• **JOB**
Set down all of the data exactly as it appears.

(Source records)
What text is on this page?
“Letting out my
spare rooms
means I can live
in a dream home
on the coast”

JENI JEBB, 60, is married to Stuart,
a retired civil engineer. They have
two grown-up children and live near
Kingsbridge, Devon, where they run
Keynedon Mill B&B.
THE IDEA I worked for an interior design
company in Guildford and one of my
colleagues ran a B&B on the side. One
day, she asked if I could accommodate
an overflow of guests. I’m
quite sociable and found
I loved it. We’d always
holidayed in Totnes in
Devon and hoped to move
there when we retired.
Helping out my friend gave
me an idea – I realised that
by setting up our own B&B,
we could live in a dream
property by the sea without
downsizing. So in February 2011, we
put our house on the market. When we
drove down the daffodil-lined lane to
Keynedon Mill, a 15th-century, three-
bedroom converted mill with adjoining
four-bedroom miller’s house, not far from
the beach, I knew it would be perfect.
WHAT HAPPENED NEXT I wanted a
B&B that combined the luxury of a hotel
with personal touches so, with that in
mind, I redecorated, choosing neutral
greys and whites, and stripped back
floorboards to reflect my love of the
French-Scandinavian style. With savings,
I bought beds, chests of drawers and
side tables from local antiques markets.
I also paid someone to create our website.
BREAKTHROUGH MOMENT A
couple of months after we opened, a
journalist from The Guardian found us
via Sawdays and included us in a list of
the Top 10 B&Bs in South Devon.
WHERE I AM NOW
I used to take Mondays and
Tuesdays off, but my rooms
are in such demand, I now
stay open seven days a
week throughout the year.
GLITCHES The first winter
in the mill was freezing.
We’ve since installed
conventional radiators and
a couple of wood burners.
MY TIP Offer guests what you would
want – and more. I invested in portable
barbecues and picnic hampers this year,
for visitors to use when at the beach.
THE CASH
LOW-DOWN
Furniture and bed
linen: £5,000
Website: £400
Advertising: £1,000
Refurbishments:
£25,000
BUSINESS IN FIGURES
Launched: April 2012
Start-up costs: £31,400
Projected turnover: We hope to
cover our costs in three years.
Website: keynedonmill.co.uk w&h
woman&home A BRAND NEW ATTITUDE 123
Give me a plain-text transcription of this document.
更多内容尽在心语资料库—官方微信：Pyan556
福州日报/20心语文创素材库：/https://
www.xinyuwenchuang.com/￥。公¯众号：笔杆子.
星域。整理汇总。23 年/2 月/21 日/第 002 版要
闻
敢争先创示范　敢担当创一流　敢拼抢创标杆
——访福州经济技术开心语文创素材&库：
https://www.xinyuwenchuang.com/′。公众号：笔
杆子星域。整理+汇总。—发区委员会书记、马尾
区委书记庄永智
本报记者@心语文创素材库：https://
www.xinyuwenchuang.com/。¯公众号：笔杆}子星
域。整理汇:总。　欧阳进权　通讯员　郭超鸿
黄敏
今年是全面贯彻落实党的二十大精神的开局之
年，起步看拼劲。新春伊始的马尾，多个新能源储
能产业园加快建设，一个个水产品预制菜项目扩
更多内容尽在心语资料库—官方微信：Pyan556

• **EXPECTED ANSWER**
What text is on this page?
“Letting out my
spare rooms
means I can live
in a dream home
on the coast”

JENI JEBB, 60, is married to Stuart,
a retired civil engineer. They have
two grown-up children and live near
Kingsbridge, Devon, where they run
Keynedon Mill B&B.
THE IDEA I worked for an interior design
company in Guildford and one of my
colleagues ran a B&B on the side. One
day, she asked if I could accommodate
an overflow of guests. I’m
quite sociable and found
I loved it. We’d always
holidayed in Totnes in
Devon and hoped to move
there when we retired.
Helping out my friend gave
me an idea – I realised that
by setting up our own B&B,
we could live in a dream
property by the sea without
downsizing. So in February 2011, we
put our house on the market. When we
drove down the daffodil-lined lane to
Keynedon Mill, a 15th-century, three-
bedroom converted mill with adjoining
four-bedroom miller’s house, not far from
the beach, I knew it would be perfect.
WHAT HAPPENED NEXT I wanted a
B&B that combined the luxury of a hotel
with personal touches so, with that in
mind, I redecorated, choosing neutral
greys and whites, and stripped back
floorboards to reflect my love of the
French-Scandinavian style. With savings,
I bought beds, chests of drawers and
side tables from local antiques markets.
I also paid someone to create our website.
BREAKTHROUGH MOMENT A
couple of months after we opened, a
journalist from The Guardian found us
via Sawdays and included us in a list of
the Top 10 B&Bs in South Devon.
WHERE I AM NOW
I used to take Mondays and
Tuesdays off, but my rooms
are in such demand, I now
stay open seven days a
week throughout the year.
GLITCHES The first winter
in the mill was freezing.
We’ve since installed
conventional radiators and
a couple of wood burners.
MY TIP Offer guests what you would
want – and more. I invested in portable
barbecues and picnic hampers this year,
for visitors to use when at the beach.
THE CASH
LOW-DOWN
Furniture and bed
linen: £5,000
Website: £400
Advertising: £1,000
Refurbishments:
£25,000
BUSINESS IN FIGURES
Launched: April 2012
Start-up costs: £31,400
Projected turnover: We hope to
cover our costs in three years.
Website: keynedonmill.co.uk w&h
woman&home A BRAND NEW ATTITUDE 123
Give me a plain-text transcription of this document.
更多内容尽在心语资料库—官方微信：Pyan556
福州日报/20心语文创素材库：/https://
www.xinyuwenchuang.com/￥。公¯众号：笔杆子.
星域。整理汇总。23 年/2 月/21 日/第 002 版要
闻
敢争先创示范　敢担当创一流　敢拼抢创标杆
——访福州经济技术开心语文创素材&库：
https://www.xinyuwenchuang.com/′。公众号：笔
杆子星域。整理+汇总。—发区委员会书记、马尾
区委书记庄永智
本报记者@心语文创素材库：https://
www.xinyuwenchuang.com/。¯公众号：笔杆}子星
域。整理汇:总。　欧阳进权　通讯员　郭超鸿
黄敏
今年是全面贯彻落实党的二十大精神的开局之
年，起步看拼劲。新春伊始的马尾，多个新能源储
能产业园加快建设，一个个水产品预制菜项目扩
更多内容尽在心语资料库—官方微信：Pyan556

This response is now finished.